### Problem to solve
Pull out every line below that contains the word "تولید".

### Input for this task
********************
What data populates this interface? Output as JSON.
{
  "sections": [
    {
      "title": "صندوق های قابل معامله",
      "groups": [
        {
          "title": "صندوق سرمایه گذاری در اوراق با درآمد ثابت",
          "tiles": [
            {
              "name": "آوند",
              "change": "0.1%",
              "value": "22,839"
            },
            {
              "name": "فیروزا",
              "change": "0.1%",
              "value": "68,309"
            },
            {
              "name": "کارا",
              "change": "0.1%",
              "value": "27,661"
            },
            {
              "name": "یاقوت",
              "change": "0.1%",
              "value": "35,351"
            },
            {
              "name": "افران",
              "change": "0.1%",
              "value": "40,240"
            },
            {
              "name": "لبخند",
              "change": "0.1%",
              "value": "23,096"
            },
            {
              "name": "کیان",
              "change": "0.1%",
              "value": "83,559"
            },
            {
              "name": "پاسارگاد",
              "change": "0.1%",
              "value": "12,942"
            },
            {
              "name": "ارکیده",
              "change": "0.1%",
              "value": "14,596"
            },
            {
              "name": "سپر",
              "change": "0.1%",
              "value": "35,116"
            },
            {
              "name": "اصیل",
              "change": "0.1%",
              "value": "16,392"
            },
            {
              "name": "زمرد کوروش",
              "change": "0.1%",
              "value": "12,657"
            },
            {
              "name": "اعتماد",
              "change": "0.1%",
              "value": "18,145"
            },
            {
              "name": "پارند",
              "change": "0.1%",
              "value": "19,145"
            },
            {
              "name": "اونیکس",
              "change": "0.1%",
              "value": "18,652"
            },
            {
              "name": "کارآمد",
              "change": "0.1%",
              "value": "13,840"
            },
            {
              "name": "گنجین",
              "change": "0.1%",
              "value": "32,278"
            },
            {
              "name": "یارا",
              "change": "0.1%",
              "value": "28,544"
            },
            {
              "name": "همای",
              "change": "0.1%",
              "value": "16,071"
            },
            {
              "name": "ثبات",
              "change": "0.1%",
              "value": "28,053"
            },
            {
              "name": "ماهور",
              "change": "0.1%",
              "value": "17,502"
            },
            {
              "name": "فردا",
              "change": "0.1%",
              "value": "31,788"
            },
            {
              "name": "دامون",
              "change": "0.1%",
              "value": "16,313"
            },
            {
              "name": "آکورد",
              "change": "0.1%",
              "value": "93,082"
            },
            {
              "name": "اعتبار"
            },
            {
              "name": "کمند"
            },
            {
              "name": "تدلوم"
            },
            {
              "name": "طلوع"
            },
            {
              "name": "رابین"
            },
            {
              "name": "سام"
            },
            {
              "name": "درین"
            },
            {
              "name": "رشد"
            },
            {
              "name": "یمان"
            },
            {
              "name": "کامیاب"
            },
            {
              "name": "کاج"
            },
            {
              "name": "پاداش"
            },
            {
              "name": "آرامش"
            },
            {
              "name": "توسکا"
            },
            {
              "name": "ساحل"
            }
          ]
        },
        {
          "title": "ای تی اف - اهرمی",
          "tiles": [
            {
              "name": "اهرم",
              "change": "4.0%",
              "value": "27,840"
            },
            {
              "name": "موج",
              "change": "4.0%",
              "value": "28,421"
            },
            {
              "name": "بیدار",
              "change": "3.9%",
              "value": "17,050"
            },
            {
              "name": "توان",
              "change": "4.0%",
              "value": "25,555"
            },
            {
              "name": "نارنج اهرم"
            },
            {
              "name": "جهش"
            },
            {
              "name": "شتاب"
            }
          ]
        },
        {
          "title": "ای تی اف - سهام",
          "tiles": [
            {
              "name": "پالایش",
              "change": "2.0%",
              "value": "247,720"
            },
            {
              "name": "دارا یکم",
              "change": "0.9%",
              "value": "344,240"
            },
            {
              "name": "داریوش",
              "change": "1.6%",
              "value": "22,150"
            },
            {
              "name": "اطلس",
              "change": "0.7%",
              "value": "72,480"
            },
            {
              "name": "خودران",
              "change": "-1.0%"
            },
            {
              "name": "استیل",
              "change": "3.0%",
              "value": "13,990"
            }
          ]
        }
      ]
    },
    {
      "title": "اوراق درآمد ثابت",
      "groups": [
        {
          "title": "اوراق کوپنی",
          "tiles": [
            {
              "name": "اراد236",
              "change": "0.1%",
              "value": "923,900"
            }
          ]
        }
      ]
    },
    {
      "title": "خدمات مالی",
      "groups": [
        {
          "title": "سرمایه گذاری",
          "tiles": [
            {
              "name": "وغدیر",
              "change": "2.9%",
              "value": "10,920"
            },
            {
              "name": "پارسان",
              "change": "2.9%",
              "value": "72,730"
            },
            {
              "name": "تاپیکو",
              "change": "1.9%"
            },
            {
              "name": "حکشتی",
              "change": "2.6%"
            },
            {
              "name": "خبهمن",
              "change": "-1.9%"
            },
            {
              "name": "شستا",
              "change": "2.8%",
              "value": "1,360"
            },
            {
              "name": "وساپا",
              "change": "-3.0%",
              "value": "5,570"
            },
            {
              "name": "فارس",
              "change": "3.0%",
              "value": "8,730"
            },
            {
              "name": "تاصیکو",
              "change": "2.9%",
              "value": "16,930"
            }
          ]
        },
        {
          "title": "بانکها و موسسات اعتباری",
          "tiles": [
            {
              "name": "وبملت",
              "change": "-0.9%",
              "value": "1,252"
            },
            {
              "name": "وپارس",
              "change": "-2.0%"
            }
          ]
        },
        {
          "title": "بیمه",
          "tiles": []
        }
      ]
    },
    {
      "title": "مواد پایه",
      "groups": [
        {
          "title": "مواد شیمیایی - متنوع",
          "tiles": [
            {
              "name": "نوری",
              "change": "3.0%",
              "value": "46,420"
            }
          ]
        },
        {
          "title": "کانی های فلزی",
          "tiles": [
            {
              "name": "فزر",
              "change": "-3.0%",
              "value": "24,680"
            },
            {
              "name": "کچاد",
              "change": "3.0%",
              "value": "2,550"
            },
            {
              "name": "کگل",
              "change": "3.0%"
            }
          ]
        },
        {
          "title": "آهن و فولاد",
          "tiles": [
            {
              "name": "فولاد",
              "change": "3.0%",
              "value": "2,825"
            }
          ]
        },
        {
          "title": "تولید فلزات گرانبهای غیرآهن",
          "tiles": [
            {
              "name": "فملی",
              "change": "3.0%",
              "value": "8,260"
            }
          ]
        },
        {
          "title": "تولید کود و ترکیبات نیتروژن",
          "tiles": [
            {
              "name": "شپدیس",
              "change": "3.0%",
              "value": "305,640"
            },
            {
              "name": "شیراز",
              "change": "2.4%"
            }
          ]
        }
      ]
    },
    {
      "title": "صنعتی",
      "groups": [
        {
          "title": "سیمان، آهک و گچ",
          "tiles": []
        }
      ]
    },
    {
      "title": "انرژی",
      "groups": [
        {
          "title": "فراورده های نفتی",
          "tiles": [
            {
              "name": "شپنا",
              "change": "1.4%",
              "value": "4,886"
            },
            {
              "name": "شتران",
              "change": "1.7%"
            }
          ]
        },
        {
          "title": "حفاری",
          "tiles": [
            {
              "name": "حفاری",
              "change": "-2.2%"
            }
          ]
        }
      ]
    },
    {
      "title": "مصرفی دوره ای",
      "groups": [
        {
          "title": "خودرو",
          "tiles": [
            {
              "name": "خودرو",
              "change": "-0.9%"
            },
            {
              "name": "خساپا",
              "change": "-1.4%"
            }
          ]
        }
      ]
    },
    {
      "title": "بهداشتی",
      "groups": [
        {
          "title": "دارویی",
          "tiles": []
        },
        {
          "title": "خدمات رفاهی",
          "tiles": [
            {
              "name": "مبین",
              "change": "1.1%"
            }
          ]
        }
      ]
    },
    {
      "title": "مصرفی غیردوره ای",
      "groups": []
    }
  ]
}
********************
### Result of this task
          "title": "تولید فلزات گرانبهای غیرآهن",
          "title": "تولید کود و ترکیبات نیتروژن",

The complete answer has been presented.